> _Requirement_: Below is a listing to write out in full, exactly as given, without its pictures.

[Data items]
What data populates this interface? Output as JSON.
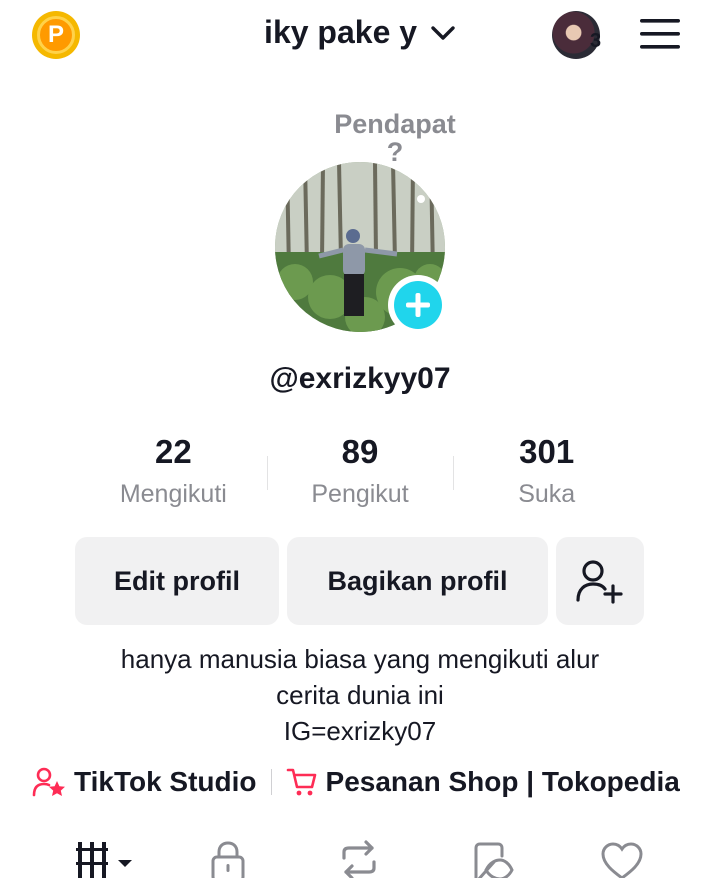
{
  "header": {
    "coin_letter": "P",
    "username": "iky pake y",
    "avatar_badge": "3"
  },
  "profile": {
    "opinion_line1": "Pendapat",
    "opinion_line2": "?",
    "handle": "@exrizkyy07",
    "stats": [
      {
        "value": "22",
        "label": "Mengikuti"
      },
      {
        "value": "89",
        "label": "Pengikut"
      },
      {
        "value": "301",
        "label": "Suka"
      }
    ],
    "buttons": {
      "edit": "Edit profil",
      "share": "Bagikan profil"
    },
    "bio": [
      "hanya manusia biasa yang mengikuti alur",
      "cerita dunia ini",
      "IG=exrizky07"
    ],
    "links": {
      "studio": "TikTok Studio",
      "shop": "Pesanan Shop | Tokopedia"
    }
  },
  "colors": {
    "accent_cyan": "#20d5ec",
    "accent_pink": "#fe2c55",
    "button_bg": "#f1f1f2",
    "secondary_text": "#8a8b91"
  },
  "icons": {
    "coin": "coin-icon",
    "dropdown": "chevron-down-icon",
    "menu": "hamburger-menu-icon",
    "add_friend": "add-user-icon",
    "studio": "creator-star-icon",
    "shop": "cart-icon",
    "tabs": [
      "grid-icon",
      "lock-icon",
      "repost-icon",
      "hidden-icon",
      "heart-icon"
    ]
  }
}
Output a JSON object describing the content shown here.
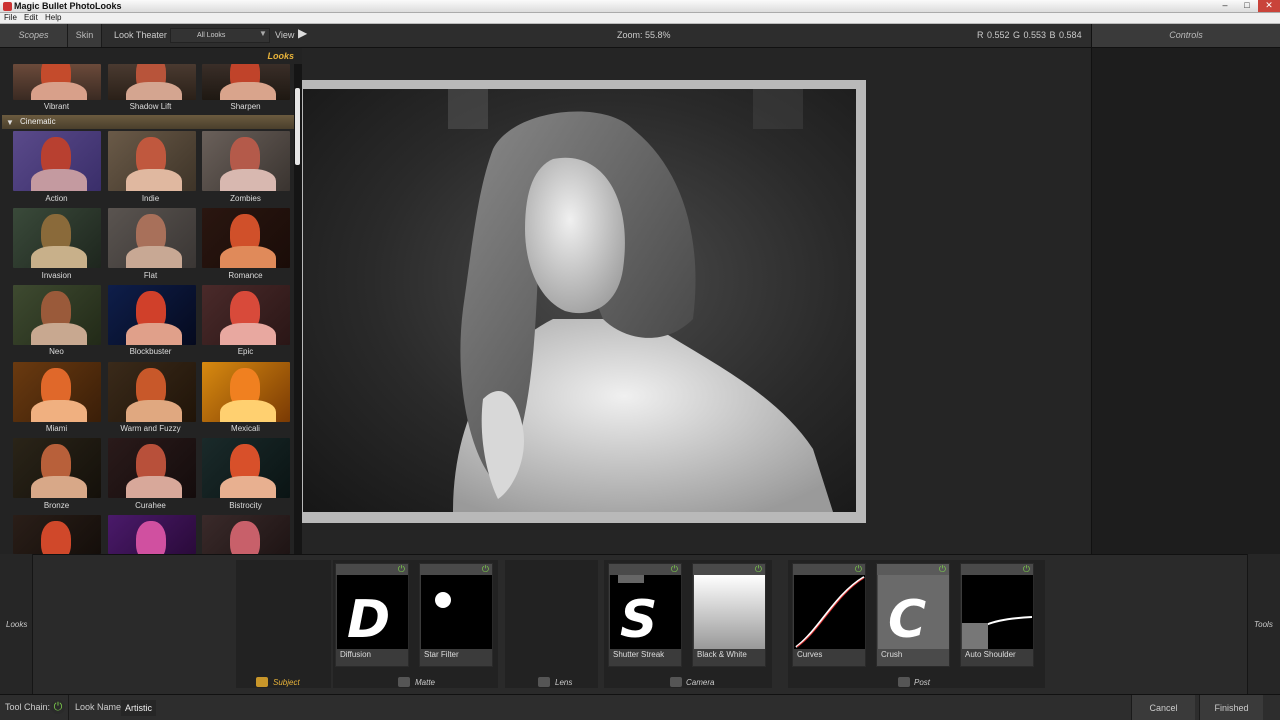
{
  "window": {
    "title": "Magic Bullet PhotoLooks"
  },
  "menu": [
    "File",
    "Edit",
    "Help"
  ],
  "topbar": {
    "scopes": "Scopes",
    "skin": "Skin",
    "look_theater": "Look Theater",
    "looks_select": "All Looks",
    "view": "View",
    "zoom": "Zoom:  55.8%",
    "rgb": "R 0.552   G 0.553   B 0.584",
    "controls": "Controls"
  },
  "looks_panel": {
    "header": "Looks",
    "category": "Cinematic",
    "top_row": [
      "Vibrant",
      "Shadow Lift",
      "Sharpen"
    ],
    "rows": [
      [
        "Action",
        "Indie",
        "Zombies"
      ],
      [
        "Invasion",
        "Flat",
        "Romance"
      ],
      [
        "Neo",
        "Blockbuster",
        "Epic"
      ],
      [
        "Miami",
        "Warm and Fuzzy",
        "Mexicali"
      ],
      [
        "Bronze",
        "Curahee",
        "Bistrocity"
      ]
    ]
  },
  "tools": {
    "left_label": "Looks",
    "right_label": "Tools",
    "groups": [
      "Subject",
      "Matte",
      "Lens",
      "Camera",
      "Post"
    ],
    "items": [
      "Diffusion",
      "Star Filter",
      "Shutter Streak",
      "Black & White",
      "Curves",
      "Crush",
      "Auto Shoulder"
    ],
    "letters": {
      "diffusion": "D",
      "shutter": "S",
      "crush": "C"
    }
  },
  "status": {
    "tool_chain": "Tool Chain:",
    "look_name_label": "Look Name:",
    "look_name_value": "Artistic",
    "cancel": "Cancel",
    "finished": "Finished"
  },
  "colors": {
    "accent": "#e8b33a",
    "power": "#7ccc4c"
  }
}
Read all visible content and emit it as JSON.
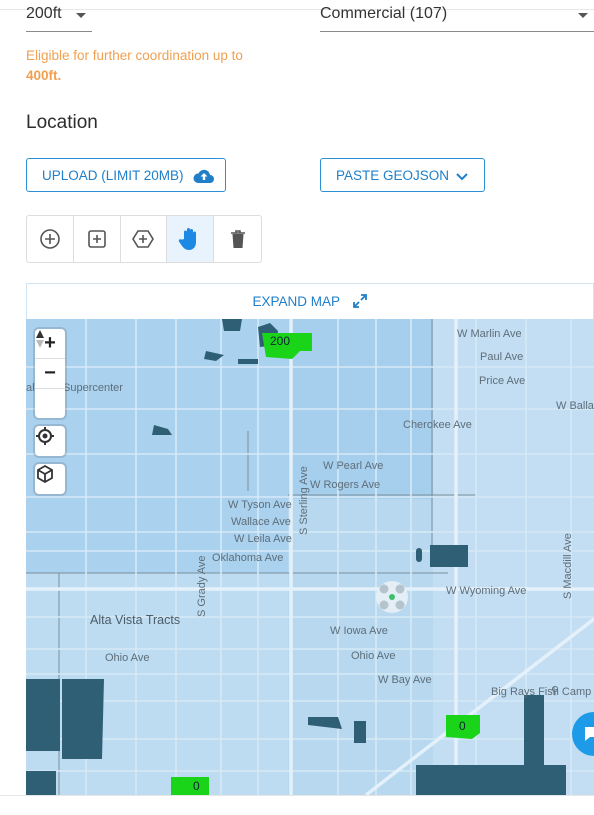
{
  "form": {
    "height_value": "200ft",
    "category_value": "Commercial (107)",
    "note_text": "Eligible for further coordination up to",
    "note_value": "400ft."
  },
  "location": {
    "title": "Location",
    "upload_label": "UPLOAD (LIMIT 20MB)",
    "paste_label": "PASTE GEOJSON"
  },
  "toolbar": {
    "tools": [
      "add-circle-icon",
      "add-square-icon",
      "add-polygon-icon",
      "hand-pan-icon",
      "trash-icon"
    ],
    "active_tool": "hand-pan-icon"
  },
  "map": {
    "expand_label": "EXPAND MAP",
    "zoom_in": "+",
    "zoom_out": "−",
    "grid_labels": [
      "200",
      "0",
      "0"
    ],
    "labels": {
      "marlin": "W Marlin Ave",
      "paul": "Paul Ave",
      "price": "Price Ave",
      "balla": "W Balla",
      "supercenter": "Supercenter",
      "al": "al",
      "cherokee": "Cherokee Ave",
      "pearl": "W Pearl Ave",
      "rogers": "W Rogers Ave",
      "tyson": "W Tyson Ave",
      "wallace": "Wallace Ave",
      "leila": "W Leila Ave",
      "oklahoma": "Oklahoma Ave",
      "sterling": "S Sterling Ave",
      "grady": "S Grady Ave",
      "macdill": "S Macdill Ave",
      "wyoming": "W Wyoming Ave",
      "altavista": "Alta Vista Tracts",
      "iowa": "W Iowa Ave",
      "ohio1": "Ohio Ave",
      "ohio2": "Ohio Ave",
      "bay": "W Bay Ave",
      "bigray": "Big Rays Fish Camp"
    },
    "colors": {
      "water": "#b7d8ef",
      "block": "#2f5f75",
      "grid_green": "#19d419",
      "accent": "#1f7fc8"
    }
  }
}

> _Answer to this exercise_:
What data populates this interface? Output as JSON.
{
  "header": {
    "coin_letter": "P",
    "username": "iky pake y",
    "avatar_badge": "3"
  },
  "profile": {
    "opinion_line1": "Pendapat",
    "opinion_line2": "?",
    "handle": "@exrizkyy07",
    "stats": [
      {
        "value": "22",
        "label": "Mengikuti"
      },
      {
        "value": "89",
        "label": "Pengikut"
      },
      {
        "value": "301",
        "label": "Suka"
      }
    ],
    "buttons": {
      "edit": "Edit profil",
      "share": "Bagikan profil"
    },
    "bio": [
      "hanya manusia biasa yang mengikuti alur",
      "cerita dunia ini",
      "IG=exrizky07"
    ],
    "links": {
      "studio": "TikTok Studio",
      "shop": "Pesanan Shop | Tokopedia"
    }
  },
  "colors": {
    "accent_cyan": "#20d5ec",
    "accent_pink": "#fe2c55",
    "button_bg": "#f1f1f2",
    "secondary_text": "#8a8b91"
  },
  "icons": {
    "coin": "coin-icon",
    "dropdown": "chevron-down-icon",
    "menu": "hamburger-menu-icon",
    "add_friend": "add-user-icon",
    "studio": "creator-star-icon",
    "shop": "cart-icon",
    "tabs": [
      "grid-icon",
      "lock-icon",
      "repost-icon",
      "hidden-icon",
      "heart-icon"
    ]
  }
}
Output a JSON object describing the content shown here.
{
  "window": {
    "title": "Magic Bullet PhotoLooks"
  },
  "menu": [
    "File",
    "Edit",
    "Help"
  ],
  "topbar": {
    "scopes": "Scopes",
    "skin": "Skin",
    "look_theater": "Look Theater",
    "looks_select": "All Looks",
    "view": "View",
    "zoom": "Zoom:  55.8%",
    "rgb": "R 0.552   G 0.553   B 0.584",
    "controls": "Controls"
  },
  "looks_panel": {
    "header": "Looks",
    "category": "Cinematic",
    "top_row": [
      "Vibrant",
      "Shadow Lift",
      "Sharpen"
    ],
    "rows": [
      [
        "Action",
        "Indie",
        "Zombies"
      ],
      [
        "Invasion",
        "Flat",
        "Romance"
      ],
      [
        "Neo",
        "Blockbuster",
        "Epic"
      ],
      [
        "Miami",
        "Warm and Fuzzy",
        "Mexicali"
      ],
      [
        "Bronze",
        "Curahee",
        "Bistrocity"
      ]
    ]
  },
  "tools": {
    "left_label": "Looks",
    "right_label": "Tools",
    "groups": [
      "Subject",
      "Matte",
      "Lens",
      "Camera",
      "Post"
    ],
    "items": [
      "Diffusion",
      "Star Filter",
      "Shutter Streak",
      "Black & White",
      "Curves",
      "Crush",
      "Auto Shoulder"
    ],
    "letters": {
      "diffusion": "D",
      "shutter": "S",
      "crush": "C"
    }
  },
  "status": {
    "tool_chain": "Tool Chain:",
    "look_name_label": "Look Name:",
    "look_name_value": "Artistic",
    "cancel": "Cancel",
    "finished": "Finished"
  },
  "colors": {
    "accent": "#e8b33a",
    "power": "#7ccc4c"
  }
}
Read all visible content and emit it as JSON.
{
  "form": {
    "height_value": "200ft",
    "category_value": "Commercial (107)",
    "note_text": "Eligible for further coordination up to",
    "note_value": "400ft."
  },
  "location": {
    "title": "Location",
    "upload_label": "UPLOAD (LIMIT 20MB)",
    "paste_label": "PASTE GEOJSON"
  },
  "toolbar": {
    "tools": [
      "add-circle-icon",
      "add-square-icon",
      "add-polygon-icon",
      "hand-pan-icon",
      "trash-icon"
    ],
    "active_tool": "hand-pan-icon"
  },
  "map": {
    "expand_label": "EXPAND MAP",
    "zoom_in": "+",
    "zoom_out": "−",
    "grid_labels": [
      "200",
      "0",
      "0"
    ],
    "labels": {
      "marlin": "W Marlin Ave",
      "paul": "Paul Ave",
      "price": "Price Ave",
      "balla": "W Balla",
      "supercenter": "Supercenter",
      "al": "al",
      "cherokee": "Cherokee Ave",
      "pearl": "W Pearl Ave",
      "rogers": "W Rogers Ave",
      "tyson": "W Tyson Ave",
      "wallace": "Wallace Ave",
      "leila": "W Leila Ave",
      "oklahoma": "Oklahoma Ave",
      "sterling": "S Sterling Ave",
      "grady": "S Grady Ave",
      "macdill": "S Macdill Ave",
      "wyoming": "W Wyoming Ave",
      "altavista": "Alta Vista Tracts",
      "iowa": "W Iowa Ave",
      "ohio1": "Ohio Ave",
      "ohio2": "Ohio Ave",
      "bay": "W Bay Ave",
      "bigray": "Big Rays Fish Camp"
    },
    "colors": {
      "water": "#b7d8ef",
      "block": "#2f5f75",
      "grid_green": "#19d419",
      "accent": "#1f7fc8"
    }
  }
}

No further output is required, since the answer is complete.